Skip every picture and transcribe the remaining material exactly.
..............................
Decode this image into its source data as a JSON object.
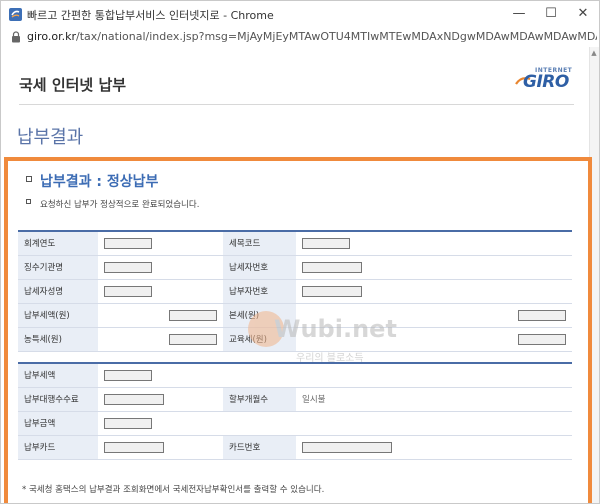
{
  "window": {
    "title": "빠르고 간편한 통합납부서비스 인터넷지로 - Chrome",
    "minimize_symbol": "—",
    "maximize_symbol": "☐",
    "close_symbol": "✕"
  },
  "address": {
    "host": "giro.or.kr",
    "path": "/tax/national/index.jsp?msg=MjAyMjEyMTAwOTU4MTIwMTEwMDAxNDgwMDAwMDAwMDAwMDAwMDAwMD..."
  },
  "header": {
    "site_title": "국세 인터넷 납부",
    "logo_small": "INTERNET",
    "logo_main": "GIRO"
  },
  "section_title": "납부결과",
  "result": {
    "title": "납부결과 : 정상납부",
    "message": "요청하신 납부가 정상적으로 완료되었습니다."
  },
  "table1": {
    "rows": [
      {
        "l1": "회계연도",
        "l2": "세목코드"
      },
      {
        "l1": "징수기관명",
        "l2": "납세자번호"
      },
      {
        "l1": "납세자성명",
        "l2": "납부자번호"
      },
      {
        "l1": "납부세액(원)",
        "l2": "본세(원)"
      },
      {
        "l1": "농특세(원)",
        "l2": "교육세(원)"
      }
    ]
  },
  "table2": {
    "r1_label": "납부세액",
    "r2_label": "납부대행수수료",
    "r2_label2": "할부개월수",
    "r2_value2": "일시불",
    "r3_label": "납부금액",
    "r4_label": "납부카드",
    "r4_label2": "카드번호"
  },
  "footnote": "* 국세청 홈택스의 납부결과 조회화면에서 국세전자납부확인서를 출력할 수 있습니다.",
  "watermark": {
    "text": "Wubi.net",
    "sub": "우리의 블로소득"
  },
  "colors": {
    "highlight_border": "#f08a3c",
    "accent_blue": "#3c6cb4",
    "table_header_bg": "#e9eef6"
  }
}
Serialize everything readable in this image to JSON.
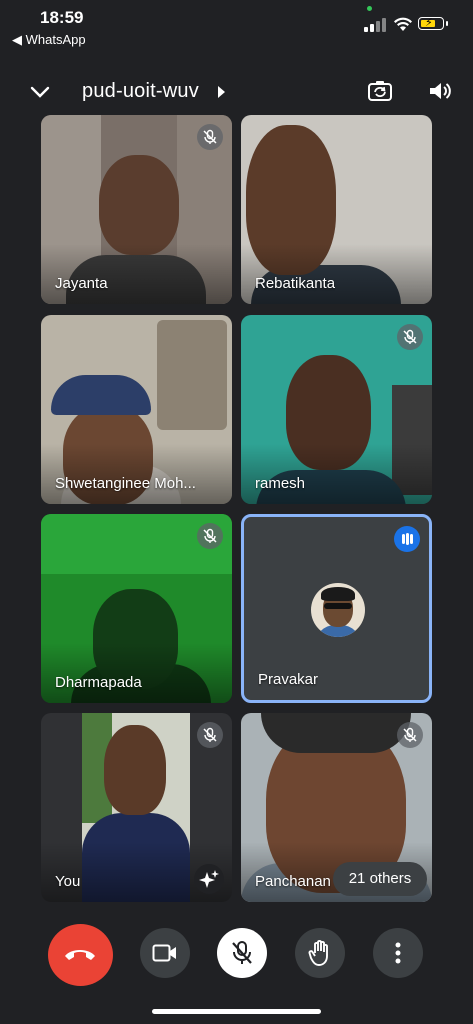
{
  "status_bar": {
    "time": "18:59",
    "back_label": "◀ WhatsApp",
    "battery_color": "#ffd60a"
  },
  "header": {
    "meeting_code": "pud-uoit-wuv",
    "icons": [
      "chevron-down-icon",
      "switch-camera-icon",
      "speaker-icon"
    ]
  },
  "tiles": [
    {
      "name": "Jayanta",
      "muted": true
    },
    {
      "name": "Rebatikanta",
      "muted": false
    },
    {
      "name": "Shwetanginee Moh...",
      "muted": false
    },
    {
      "name": "ramesh",
      "muted": true
    },
    {
      "name": "Dharmapada",
      "muted": true
    },
    {
      "name": "Pravakar",
      "muted": false,
      "speaking": true,
      "highlight_color": "#8ab4f8"
    },
    {
      "name": "You",
      "muted": true
    },
    {
      "name": "Panchanan",
      "muted": true
    }
  ],
  "others_badge": "21 others",
  "controls": {
    "items": [
      "end-call-button",
      "camera-button",
      "microphone-button",
      "raise-hand-button",
      "more-options-button"
    ],
    "end_call_color": "#ea4335"
  }
}
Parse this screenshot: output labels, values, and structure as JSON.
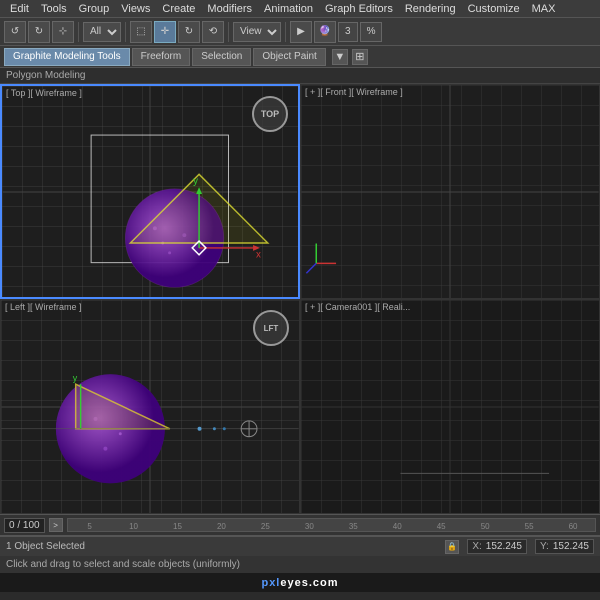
{
  "menubar": {
    "items": [
      "Edit",
      "Tools",
      "Group",
      "Views",
      "Create",
      "Modifiers",
      "Animation",
      "Graph Editors",
      "Rendering",
      "Customize",
      "MAX"
    ]
  },
  "toolbar": {
    "dropdown_all": "All",
    "dropdown_view": "View"
  },
  "modeling_bar": {
    "title": "Graphite Modeling Tools",
    "tabs": [
      "Freeform",
      "Selection",
      "Object Paint"
    ]
  },
  "poly_modeling": {
    "label": "Polygon Modeling"
  },
  "viewports": [
    {
      "label": "[ Top ][ Wireframe ]",
      "position": "top-left",
      "active": true
    },
    {
      "label": "+ ][ Front ][ Wireframe ]",
      "position": "top-right",
      "active": false
    },
    {
      "label": "[ Left ][ Wireframe ]",
      "position": "bottom-left",
      "active": false
    },
    {
      "label": "+ ][ Camera001 ][ Reali",
      "position": "bottom-right",
      "active": false
    }
  ],
  "timeline": {
    "counter": "0 / 100",
    "arrow_label": ">"
  },
  "status": {
    "selected_text": "1 Object Selected",
    "lock_icon": "🔒",
    "x_label": "X:",
    "x_value": "152.245",
    "y_label": "Y:",
    "y_value": "152.245"
  },
  "message": {
    "text": "Click and drag to select and scale objects (uniformly)"
  },
  "ruler": {
    "marks": [
      "5",
      "10",
      "15",
      "20",
      "25",
      "30",
      "35",
      "40",
      "45",
      "50",
      "55",
      "60"
    ]
  },
  "brand": {
    "text": "pxleyes.com"
  }
}
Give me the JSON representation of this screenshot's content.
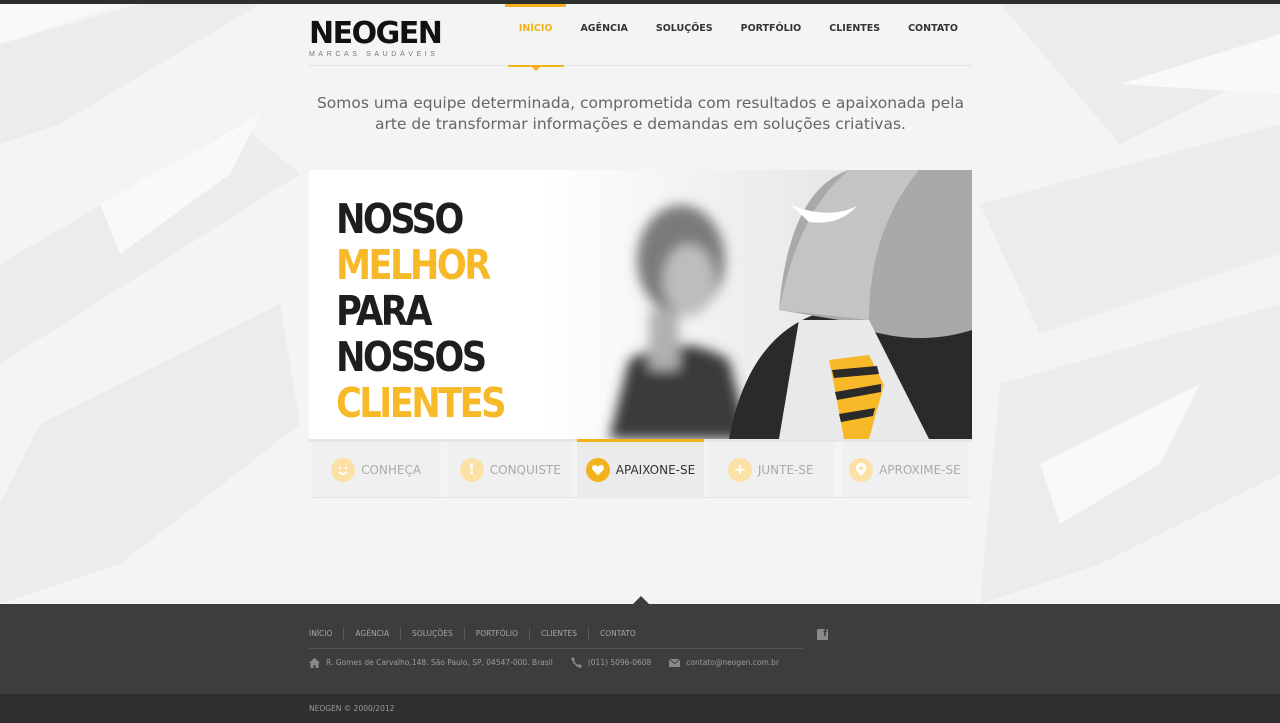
{
  "brand": {
    "name": "NEOGEN",
    "tagline": "MARCAS SAUDÁVEIS",
    "accent_color": "#f2b21c"
  },
  "nav": {
    "items": [
      {
        "label": "INÍCIO",
        "active": true
      },
      {
        "label": "AGÊNCIA",
        "active": false
      },
      {
        "label": "SOLUÇÕES",
        "active": false
      },
      {
        "label": "PORTFÓLIO",
        "active": false
      },
      {
        "label": "CLIENTES",
        "active": false
      },
      {
        "label": "CONTATO",
        "active": false
      }
    ]
  },
  "intro": {
    "text": "Somos uma equipe determinada, comprometida com resultados e apaixonada pela arte de transformar informações e demandas em soluções criativas."
  },
  "banner": {
    "line1": "NOSSO",
    "line2": "MELHOR",
    "line3": "PARA",
    "line4": "NOSSOS",
    "line5": "CLIENTES"
  },
  "tabs": {
    "items": [
      {
        "label": "CONHEÇA",
        "icon": "smiley-icon",
        "active": false
      },
      {
        "label": "CONQUISTE",
        "icon": "exclamation-icon",
        "active": false
      },
      {
        "label": "APAIXONE-SE",
        "icon": "heart-icon",
        "active": true
      },
      {
        "label": "JUNTE-SE",
        "icon": "plus-icon",
        "active": false
      },
      {
        "label": "APROXIME-SE",
        "icon": "location-pin-icon",
        "active": false
      }
    ]
  },
  "footer": {
    "nav": [
      "INÍCIO",
      "AGÊNCIA",
      "SOLUÇÕES",
      "PORTFÓLIO",
      "CLIENTES",
      "CONTATO"
    ],
    "address": "R. Gomes de Carvalho,148. São Paulo, SP, 04547-000. Brasil",
    "phone": "(011) 5096-0608",
    "email": "contato@neogen.com.br",
    "copyright": "NEOGEN © 2000/2012"
  }
}
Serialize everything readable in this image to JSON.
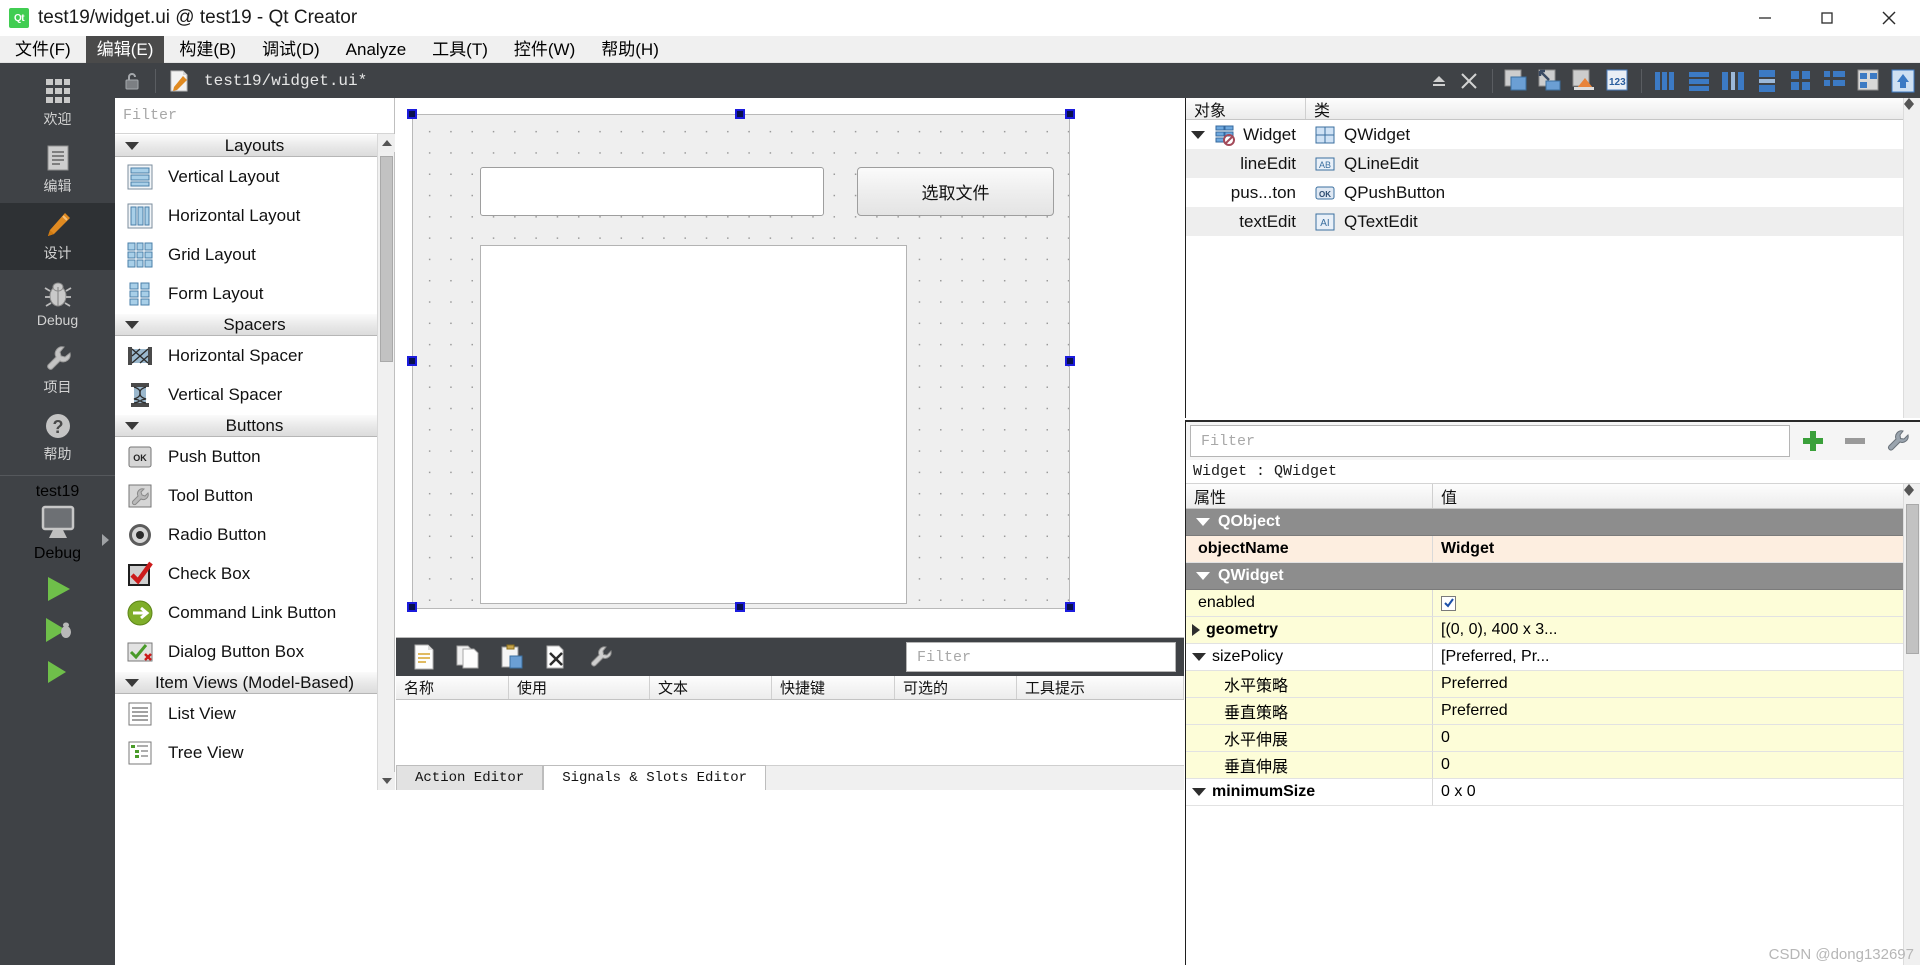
..............................
**ANSWER TO THIS TASK**.
Decode this image into its source data as a JSON object.
{
  "window": {
    "title": "빠르고 간편한 통합납부서비스 인터넷지로 - Chrome",
    "minimize_symbol": "—",
    "maximize_symbol": "☐",
    "close_symbol": "✕"
  },
  "address": {
    "host": "giro.or.kr",
    "path": "/tax/national/index.jsp?msg=MjAyMjEyMTAwOTU4MTIwMTEwMDAxNDgwMDAwMDAwMDAwMDAwMDAwMD..."
  },
  "header": {
    "site_title": "국세 인터넷 납부",
    "logo_small": "INTERNET",
    "logo_main": "GIRO"
  },
  "section_title": "납부결과",
  "result": {
    "title": "납부결과 : 정상납부",
    "message": "요청하신 납부가 정상적으로 완료되었습니다."
  },
  "table1": {
    "rows": [
      {
        "l1": "회계연도",
        "l2": "세목코드"
      },
      {
        "l1": "징수기관명",
        "l2": "납세자번호"
      },
      {
        "l1": "납세자성명",
        "l2": "납부자번호"
      },
      {
        "l1": "납부세액(원)",
        "l2": "본세(원)"
      },
      {
        "l1": "농특세(원)",
        "l2": "교육세(원)"
      }
    ]
  },
  "table2": {
    "r1_label": "납부세액",
    "r2_label": "납부대행수수료",
    "r2_label2": "할부개월수",
    "r2_value2": "일시불",
    "r3_label": "납부금액",
    "r4_label": "납부카드",
    "r4_label2": "카드번호"
  },
  "footnote": "* 국세청 홈택스의 납부결과 조회화면에서 국세전자납부확인서를 출력할 수 있습니다.",
  "watermark": {
    "text": "Wubi.net",
    "sub": "우리의 블로소득"
  },
  "colors": {
    "highlight_border": "#f08a3c",
    "accent_blue": "#3c6cb4",
    "table_header_bg": "#e9eef6"
  }
}
Serialize everything readable in this image to JSON.
{
  "status_bar": {
    "time": "18:59",
    "back_label": "◀ WhatsApp",
    "battery_color": "#ffd60a"
  },
  "header": {
    "meeting_code": "pud-uoit-wuv",
    "icons": [
      "chevron-down-icon",
      "switch-camera-icon",
      "speaker-icon"
    ]
  },
  "tiles": [
    {
      "name": "Jayanta",
      "muted": true
    },
    {
      "name": "Rebatikanta",
      "muted": false
    },
    {
      "name": "Shwetanginee Moh...",
      "muted": false
    },
    {
      "name": "ramesh",
      "muted": true
    },
    {
      "name": "Dharmapada",
      "muted": true
    },
    {
      "name": "Pravakar",
      "muted": false,
      "speaking": true,
      "highlight_color": "#8ab4f8"
    },
    {
      "name": "You",
      "muted": true
    },
    {
      "name": "Panchanan",
      "muted": true
    }
  ],
  "others_badge": "21 others",
  "controls": {
    "items": [
      "end-call-button",
      "camera-button",
      "microphone-button",
      "raise-hand-button",
      "more-options-button"
    ],
    "end_call_color": "#ea4335"
  }
}
Parse this screenshot: output labels, values, and structure as JSON.
{
  "menubar": {
    "items": [
      "Edit",
      "Tools",
      "Group",
      "Views",
      "Create",
      "Modifiers",
      "Animation",
      "Graph Editors",
      "Rendering",
      "Customize",
      "MAX"
    ]
  },
  "toolbar": {
    "dropdown_all": "All",
    "dropdown_view": "View"
  },
  "modeling_bar": {
    "title": "Graphite Modeling Tools",
    "tabs": [
      "Freeform",
      "Selection",
      "Object Paint"
    ]
  },
  "poly_modeling": {
    "label": "Polygon Modeling"
  },
  "viewports": [
    {
      "label": "[ Top ][ Wireframe ]",
      "position": "top-left",
      "active": true
    },
    {
      "label": "+ ][ Front ][ Wireframe ]",
      "position": "top-right",
      "active": false
    },
    {
      "label": "[ Left ][ Wireframe ]",
      "position": "bottom-left",
      "active": false
    },
    {
      "label": "+ ][ Camera001 ][ Reali",
      "position": "bottom-right",
      "active": false
    }
  ],
  "timeline": {
    "counter": "0 / 100",
    "arrow_label": ">"
  },
  "status": {
    "selected_text": "1 Object Selected",
    "lock_icon": "🔒",
    "x_label": "X:",
    "x_value": "152.245",
    "y_label": "Y:",
    "y_value": "152.245"
  },
  "message": {
    "text": "Click and drag to select and scale objects (uniformly)"
  },
  "ruler": {
    "marks": [
      "5",
      "10",
      "15",
      "20",
      "25",
      "30",
      "35",
      "40",
      "45",
      "50",
      "55",
      "60"
    ]
  },
  "brand": {
    "text": "pxleyes.com"
  }
}
Give me the JSON representation of this screenshot's content.
{
  "brand": {
    "name": "NEOGEN",
    "tagline": "MARCAS SAUDÁVEIS",
    "accent_color": "#f2b21c"
  },
  "nav": {
    "items": [
      {
        "label": "INÍCIO",
        "active": true
      },
      {
        "label": "AGÊNCIA",
        "active": false
      },
      {
        "label": "SOLUÇÕES",
        "active": false
      },
      {
        "label": "PORTFÓLIO",
        "active": false
      },
      {
        "label": "CLIENTES",
        "active": false
      },
      {
        "label": "CONTATO",
        "active": false
      }
    ]
  },
  "intro": {
    "text": "Somos uma equipe determinada, comprometida com resultados e apaixonada pela arte de transformar informações e demandas em soluções criativas."
  },
  "banner": {
    "line1": "NOSSO",
    "line2": "MELHOR",
    "line3": "PARA",
    "line4": "NOSSOS",
    "line5": "CLIENTES"
  },
  "tabs": {
    "items": [
      {
        "label": "CONHEÇA",
        "icon": "smiley-icon",
        "active": false
      },
      {
        "label": "CONQUISTE",
        "icon": "exclamation-icon",
        "active": false
      },
      {
        "label": "APAIXONE-SE",
        "icon": "heart-icon",
        "active": true
      },
      {
        "label": "JUNTE-SE",
        "icon": "plus-icon",
        "active": false
      },
      {
        "label": "APROXIME-SE",
        "icon": "location-pin-icon",
        "active": false
      }
    ]
  },
  "footer": {
    "nav": [
      "INÍCIO",
      "AGÊNCIA",
      "SOLUÇÕES",
      "PORTFÓLIO",
      "CLIENTES",
      "CONTATO"
    ],
    "address": "R. Gomes de Carvalho,148. São Paulo, SP, 04547-000. Brasil",
    "phone": "(011) 5096-0608",
    "email": "contato@neogen.com.br",
    "copyright": "NEOGEN © 2000/2012"
  }
}
Serialize everything readable in this image to JSON.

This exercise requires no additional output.